## Texto para análise
■ ■ ■ ■ ■ ■ ■

Em uma votação realizada na terça-feira (19), a Câmara dos Deputados aprovou um Projeto de Lei (PL) que visa restringir as punições aplicadas pela Justiça Eleitoral a partidos políticos. A nova legislação proíbe que diretórios nacionais sejam multados por irregularidades cometidas por suas instâncias estaduais ou municipais, reforçando a responsabilidade individual de cada órgão partidário.
O texto altera a Lei dos Partidos Políticos e determina que as multas e outras sanções impostas pela Justiça Eleitoral devem ser pagas apenas pelo diretório que cometeu a irregularidade. Além disso, a proposta veda a possibilidade de descontar automaticamente as cotas do Fundo Partidário do diretório nacional para saldar dívidas de diretórios inferiores, e vice-versa.
Outra inovação do projeto é a criação de regras para o parcelamento das penalidades. Segundo a nova legislação, o valor das parcelas mensais não poderá exceder 2% da cota do Fundo Partidário recebida pelo órgão no mês. Ao todo, os descontos simultâneos também ficam limitados a 20% do total recebido.

■ ■ ■ ■ ■ ■ ■

## O que fazer
1) Responda com base no texto sobre o projeto de punições a partidos:
(a) Em que dia da semana a Câmara dos Deputados aprovou o projeto?
(b) Qual lei o texto do projeto altera?
(c) Qual é o limite para o valor das parcelas mensais?
2) Repita o trecho do texto sobre o projeto de punições a partidos que abre com as palavras que contêm "Em uma votação" e fecha com "cada órgão partidário.".

■ ■ ■ ■ ■ ■ ■

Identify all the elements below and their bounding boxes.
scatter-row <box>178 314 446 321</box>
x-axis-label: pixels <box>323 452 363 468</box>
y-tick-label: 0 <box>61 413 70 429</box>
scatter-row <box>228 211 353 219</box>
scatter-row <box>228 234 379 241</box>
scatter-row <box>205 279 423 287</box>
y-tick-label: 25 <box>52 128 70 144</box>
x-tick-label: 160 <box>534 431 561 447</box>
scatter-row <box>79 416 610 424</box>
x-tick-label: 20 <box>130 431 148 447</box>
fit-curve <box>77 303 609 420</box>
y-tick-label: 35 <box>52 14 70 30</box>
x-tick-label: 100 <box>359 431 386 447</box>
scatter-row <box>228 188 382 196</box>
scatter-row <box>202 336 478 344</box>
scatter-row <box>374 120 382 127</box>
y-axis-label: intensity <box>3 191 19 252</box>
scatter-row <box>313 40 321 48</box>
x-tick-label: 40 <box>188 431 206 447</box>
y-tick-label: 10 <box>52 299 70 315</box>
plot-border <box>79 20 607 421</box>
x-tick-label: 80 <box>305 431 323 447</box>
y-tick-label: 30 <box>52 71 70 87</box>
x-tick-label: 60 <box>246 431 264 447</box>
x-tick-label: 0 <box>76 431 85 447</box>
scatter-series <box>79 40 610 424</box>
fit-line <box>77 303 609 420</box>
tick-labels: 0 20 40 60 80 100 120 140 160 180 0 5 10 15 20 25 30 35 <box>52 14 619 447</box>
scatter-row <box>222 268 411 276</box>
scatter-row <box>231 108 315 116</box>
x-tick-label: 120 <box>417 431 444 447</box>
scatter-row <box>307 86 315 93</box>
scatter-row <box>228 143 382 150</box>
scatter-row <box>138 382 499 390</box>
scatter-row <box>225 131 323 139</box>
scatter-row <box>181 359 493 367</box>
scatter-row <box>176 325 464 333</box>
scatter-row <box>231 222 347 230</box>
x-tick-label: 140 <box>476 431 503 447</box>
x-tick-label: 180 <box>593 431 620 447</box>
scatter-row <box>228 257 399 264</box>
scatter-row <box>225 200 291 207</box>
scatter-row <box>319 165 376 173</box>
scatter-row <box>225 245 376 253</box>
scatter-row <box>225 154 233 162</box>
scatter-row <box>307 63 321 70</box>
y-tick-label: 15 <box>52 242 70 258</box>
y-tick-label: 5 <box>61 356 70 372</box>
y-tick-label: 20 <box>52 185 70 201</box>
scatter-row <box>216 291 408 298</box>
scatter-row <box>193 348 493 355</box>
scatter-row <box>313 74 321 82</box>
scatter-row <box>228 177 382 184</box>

■ ■ ■ ■ ■ ■ ■

## Respostas
1)
(a) Na terça-feira.
(b) A Lei dos Partidos Políticos.
(c) As parcelas mensais não poderão exceder 2% da cota do Fundo Partidário recebida pelo órgão no mês.

2)
Em uma votação realizada na terça-feira (19), a Câmara dos Deputados aprovou um Projeto de Lei (PL) que visa restringir as punições aplicadas pela Justiça Eleitoral a partidos políticos. A nova legislação proíbe que diretórios nacionais sejam multados por irregularidades cometidas por suas instâncias estaduais ou municipais, reforçando a responsabilidade individual de cada órgão partidário.